#### Exercise objective
Reproduce the listing word for word. Skip any image.

- - - - - - -

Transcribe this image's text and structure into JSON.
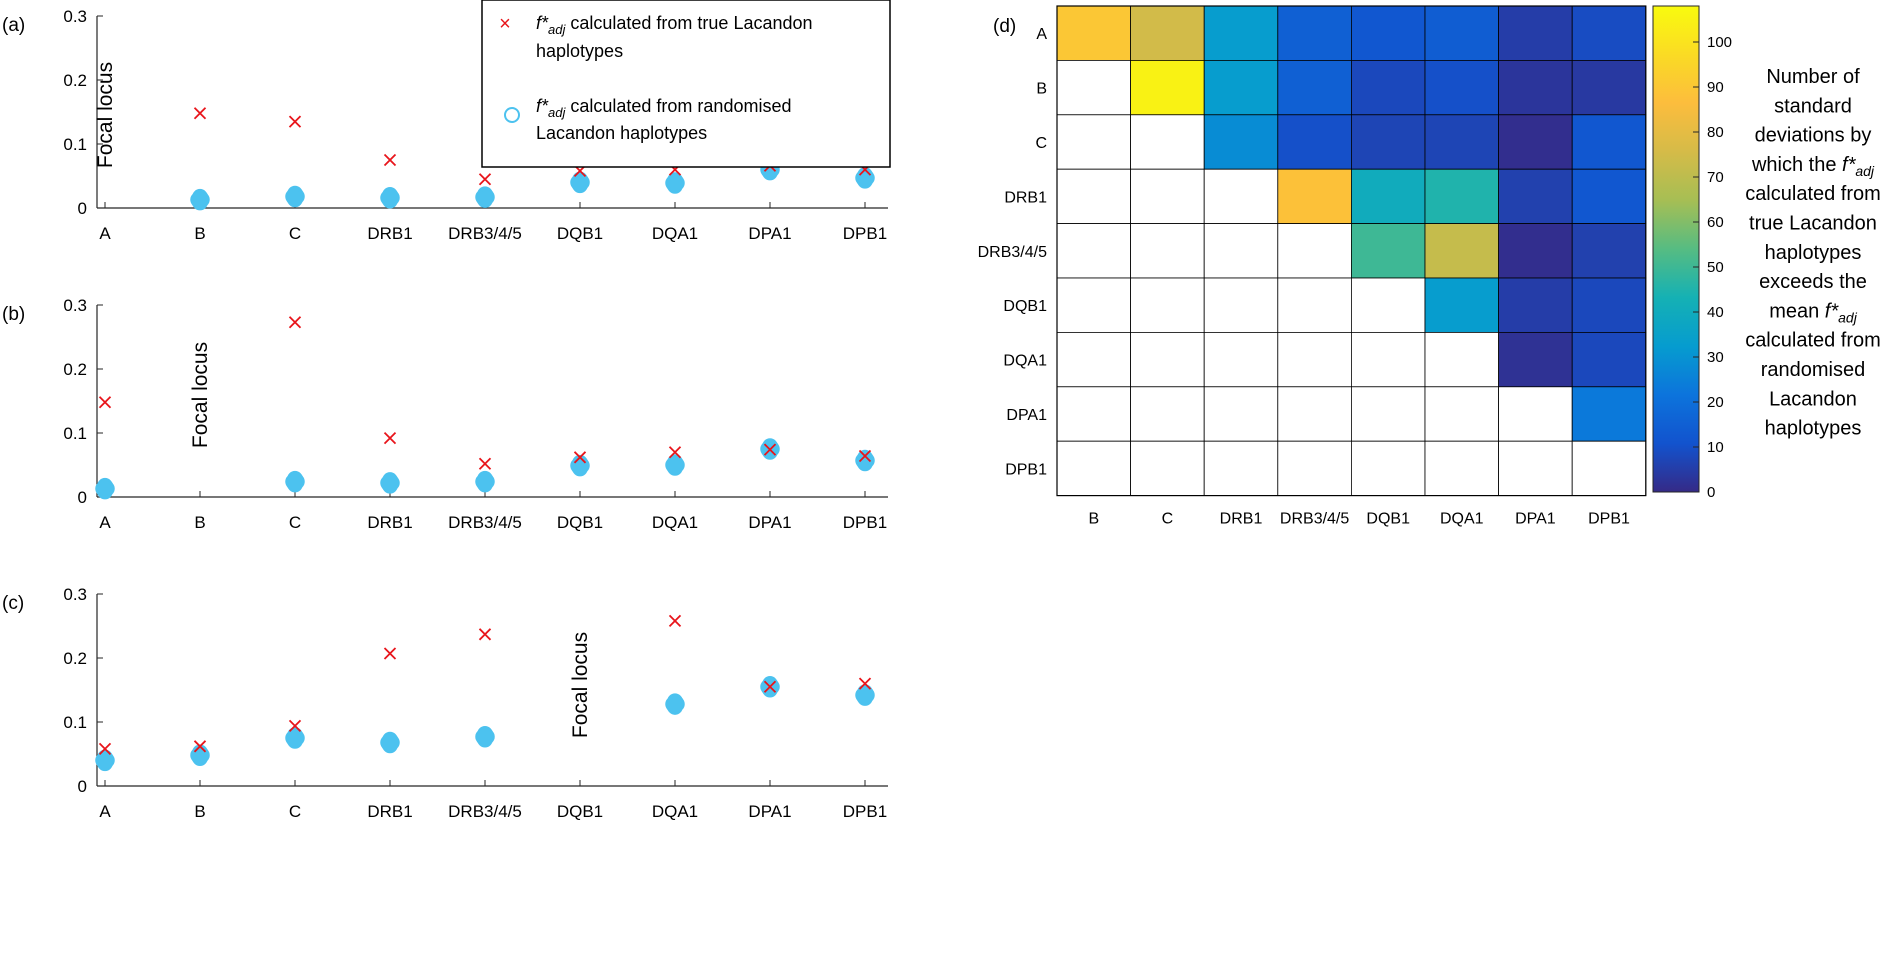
{
  "chart_data": [
    {
      "id": "a",
      "type": "scatter",
      "panel_label": "(a)",
      "focal_label": "Focal locus",
      "focal_index": 0,
      "categories": [
        "A",
        "B",
        "C",
        "DRB1",
        "DRB3/4/5",
        "DQB1",
        "DQA1",
        "DPA1",
        "DPB1"
      ],
      "ylim": [
        0,
        0.3
      ],
      "yticks": [
        "0",
        "0.1",
        "0.2",
        "0.3"
      ],
      "series": [
        {
          "name": "true",
          "marker": "x",
          "values": [
            null,
            0.148,
            0.135,
            0.075,
            0.045,
            0.058,
            0.06,
            0.066,
            0.06
          ]
        },
        {
          "name": "randomised",
          "marker": "o",
          "values": [
            null,
            0.013,
            0.018,
            0.016,
            0.017,
            0.04,
            0.039,
            0.06,
            0.047
          ]
        }
      ]
    },
    {
      "id": "b",
      "type": "scatter",
      "panel_label": "(b)",
      "focal_label": "Focal locus",
      "focal_index": 1,
      "categories": [
        "A",
        "B",
        "C",
        "DRB1",
        "DRB3/4/5",
        "DQB1",
        "DQA1",
        "DPA1",
        "DPB1"
      ],
      "ylim": [
        0,
        0.3
      ],
      "yticks": [
        "0",
        "0.1",
        "0.2",
        "0.3"
      ],
      "series": [
        {
          "name": "true",
          "marker": "x",
          "values": [
            0.148,
            null,
            0.273,
            0.092,
            0.052,
            0.062,
            0.07,
            0.074,
            0.064
          ]
        },
        {
          "name": "randomised",
          "marker": "o",
          "values": [
            0.013,
            null,
            0.024,
            0.022,
            0.024,
            0.049,
            0.05,
            0.075,
            0.057
          ]
        }
      ]
    },
    {
      "id": "c",
      "type": "scatter",
      "panel_label": "(c)",
      "focal_label": "Focal locus",
      "focal_index": 5,
      "categories": [
        "A",
        "B",
        "C",
        "DRB1",
        "DRB3/4/5",
        "DQB1",
        "DQA1",
        "DPA1",
        "DPB1"
      ],
      "ylim": [
        0,
        0.3
      ],
      "yticks": [
        "0",
        "0.1",
        "0.2",
        "0.3"
      ],
      "series": [
        {
          "name": "true",
          "marker": "x",
          "values": [
            0.058,
            0.062,
            0.094,
            0.207,
            0.237,
            null,
            0.258,
            0.155,
            0.16
          ]
        },
        {
          "name": "randomised",
          "marker": "o",
          "values": [
            0.04,
            0.048,
            0.075,
            0.068,
            0.077,
            null,
            0.128,
            0.155,
            0.142
          ]
        }
      ]
    },
    {
      "id": "d",
      "type": "heatmap",
      "panel_label": "(d)",
      "row_labels": [
        "A",
        "B",
        "C",
        "DRB1",
        "DRB3/4/5",
        "DQB1",
        "DQA1",
        "DPA1",
        "DPB1"
      ],
      "col_labels": [
        "B",
        "C",
        "DRB1",
        "DRB3/4/5",
        "DQB1",
        "DQA1",
        "DPA1",
        "DPB1"
      ],
      "values": [
        [
          90,
          75,
          33,
          15,
          12,
          14,
          5,
          9
        ],
        [
          null,
          105,
          33,
          15,
          8,
          10,
          3,
          4
        ],
        [
          null,
          null,
          28,
          10,
          7,
          7,
          1,
          12
        ],
        [
          null,
          null,
          null,
          88,
          40,
          45,
          6,
          12
        ],
        [
          null,
          null,
          null,
          null,
          50,
          72,
          1,
          6
        ],
        [
          null,
          null,
          null,
          null,
          null,
          33,
          5,
          8
        ],
        [
          null,
          null,
          null,
          null,
          null,
          null,
          2,
          8
        ],
        [
          null,
          null,
          null,
          null,
          null,
          null,
          null,
          23
        ],
        [
          null,
          null,
          null,
          null,
          null,
          null,
          null,
          null
        ]
      ],
      "colorbar": {
        "min": 0,
        "max": 108,
        "ticks": [
          0,
          10,
          20,
          30,
          40,
          50,
          60,
          70,
          80,
          90,
          100
        ],
        "label_lines": [
          "Number of",
          "standard",
          "deviations by",
          "which the f*adj",
          "calculated from",
          "true Lacandon",
          "haplotypes",
          "exceeds the",
          "mean f*adj",
          "calculated from",
          "randomised",
          "Lacandon",
          "haplotypes"
        ]
      }
    }
  ],
  "legend": {
    "entry_true": {
      "prefix": "f*",
      "subscript": "adj",
      "line1": " calculated from true Lacandon",
      "line2": "haplotypes"
    },
    "entry_random": {
      "prefix": "f*",
      "subscript": "adj",
      "line1": " calculated from randomised",
      "line2": "Lacandon haplotypes"
    }
  },
  "colors": {
    "true_marker": "#e8151b",
    "random_marker": "#4cc2ef",
    "axis": "#262626",
    "grid_border": "#000000"
  }
}
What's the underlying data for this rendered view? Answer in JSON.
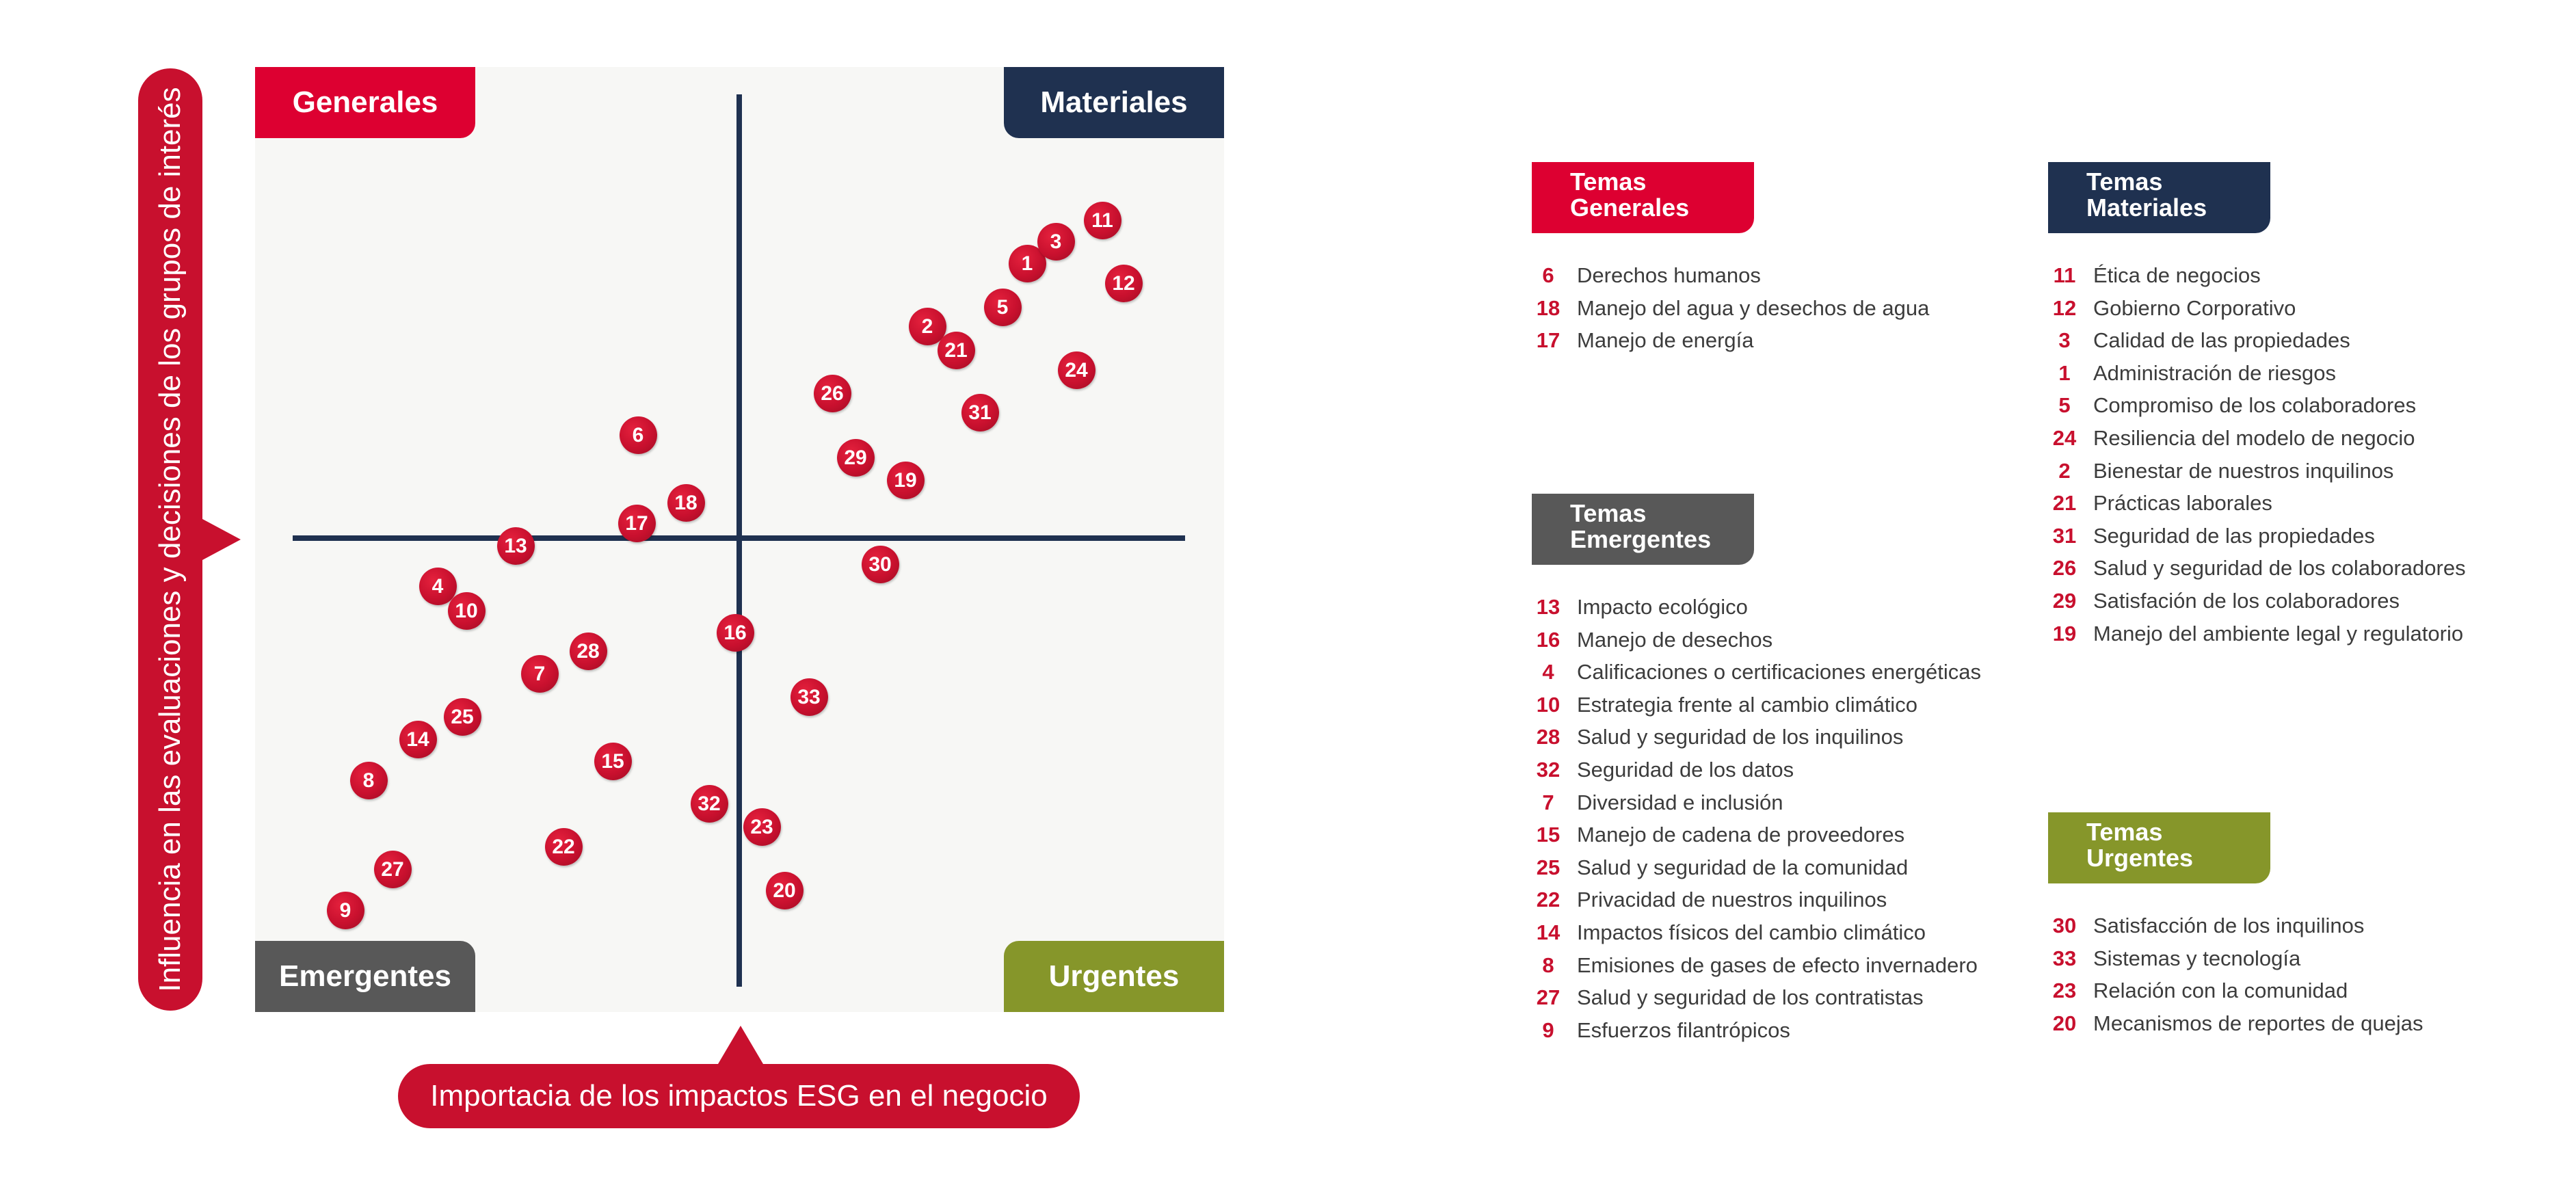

- - - - - - -

#### Response below
Transcribe this image's text and structure into JSON.
{
  "chart_data": [
    {
      "id": "a",
      "type": "scatter",
      "panel_label": "(a)",
      "focal_label": "Focal locus",
      "focal_index": 0,
      "categories": [
        "A",
        "B",
        "C",
        "DRB1",
        "DRB3/4/5",
        "DQB1",
        "DQA1",
        "DPA1",
        "DPB1"
      ],
      "ylim": [
        0,
        0.3
      ],
      "yticks": [
        "0",
        "0.1",
        "0.2",
        "0.3"
      ],
      "series": [
        {
          "name": "true",
          "marker": "x",
          "values": [
            null,
            0.148,
            0.135,
            0.075,
            0.045,
            0.058,
            0.06,
            0.066,
            0.06
          ]
        },
        {
          "name": "randomised",
          "marker": "o",
          "values": [
            null,
            0.013,
            0.018,
            0.016,
            0.017,
            0.04,
            0.039,
            0.06,
            0.047
          ]
        }
      ]
    },
    {
      "id": "b",
      "type": "scatter",
      "panel_label": "(b)",
      "focal_label": "Focal locus",
      "focal_index": 1,
      "categories": [
        "A",
        "B",
        "C",
        "DRB1",
        "DRB3/4/5",
        "DQB1",
        "DQA1",
        "DPA1",
        "DPB1"
      ],
      "ylim": [
        0,
        0.3
      ],
      "yticks": [
        "0",
        "0.1",
        "0.2",
        "0.3"
      ],
      "series": [
        {
          "name": "true",
          "marker": "x",
          "values": [
            0.148,
            null,
            0.273,
            0.092,
            0.052,
            0.062,
            0.07,
            0.074,
            0.064
          ]
        },
        {
          "name": "randomised",
          "marker": "o",
          "values": [
            0.013,
            null,
            0.024,
            0.022,
            0.024,
            0.049,
            0.05,
            0.075,
            0.057
          ]
        }
      ]
    },
    {
      "id": "c",
      "type": "scatter",
      "panel_label": "(c)",
      "focal_label": "Focal locus",
      "focal_index": 5,
      "categories": [
        "A",
        "B",
        "C",
        "DRB1",
        "DRB3/4/5",
        "DQB1",
        "DQA1",
        "DPA1",
        "DPB1"
      ],
      "ylim": [
        0,
        0.3
      ],
      "yticks": [
        "0",
        "0.1",
        "0.2",
        "0.3"
      ],
      "series": [
        {
          "name": "true",
          "marker": "x",
          "values": [
            0.058,
            0.062,
            0.094,
            0.207,
            0.237,
            null,
            0.258,
            0.155,
            0.16
          ]
        },
        {
          "name": "randomised",
          "marker": "o",
          "values": [
            0.04,
            0.048,
            0.075,
            0.068,
            0.077,
            null,
            0.128,
            0.155,
            0.142
          ]
        }
      ]
    },
    {
      "id": "d",
      "type": "heatmap",
      "panel_label": "(d)",
      "row_labels": [
        "A",
        "B",
        "C",
        "DRB1",
        "DRB3/4/5",
        "DQB1",
        "DQA1",
        "DPA1",
        "DPB1"
      ],
      "col_labels": [
        "B",
        "C",
        "DRB1",
        "DRB3/4/5",
        "DQB1",
        "DQA1",
        "DPA1",
        "DPB1"
      ],
      "values": [
        [
          90,
          75,
          33,
          15,
          12,
          14,
          5,
          9
        ],
        [
          null,
          105,
          33,
          15,
          8,
          10,
          3,
          4
        ],
        [
          null,
          null,
          28,
          10,
          7,
          7,
          1,
          12
        ],
        [
          null,
          null,
          null,
          88,
          40,
          45,
          6,
          12
        ],
        [
          null,
          null,
          null,
          null,
          50,
          72,
          1,
          6
        ],
        [
          null,
          null,
          null,
          null,
          null,
          33,
          5,
          8
        ],
        [
          null,
          null,
          null,
          null,
          null,
          null,
          2,
          8
        ],
        [
          null,
          null,
          null,
          null,
          null,
          null,
          null,
          23
        ],
        [
          null,
          null,
          null,
          null,
          null,
          null,
          null,
          null
        ]
      ],
      "colorbar": {
        "min": 0,
        "max": 108,
        "ticks": [
          0,
          10,
          20,
          30,
          40,
          50,
          60,
          70,
          80,
          90,
          100
        ],
        "label_lines": [
          "Number of",
          "standard",
          "deviations by",
          "which the f*adj",
          "calculated from",
          "true Lacandon",
          "haplotypes",
          "exceeds the",
          "mean f*adj",
          "calculated from",
          "randomised",
          "Lacandon",
          "haplotypes"
        ]
      }
    }
  ],
  "legend": {
    "entry_true": {
      "prefix": "f*",
      "subscript": "adj",
      "line1": " calculated from true Lacandon",
      "line2": "haplotypes"
    },
    "entry_random": {
      "prefix": "f*",
      "subscript": "adj",
      "line1": " calculated from randomised",
      "line2": "Lacandon haplotypes"
    }
  },
  "colors": {
    "true_marker": "#e8151b",
    "random_marker": "#4cc2ef",
    "axis": "#262626",
    "grid_border": "#000000"
  }
}
What's the underlying data for this rendered view? Answer in JSON.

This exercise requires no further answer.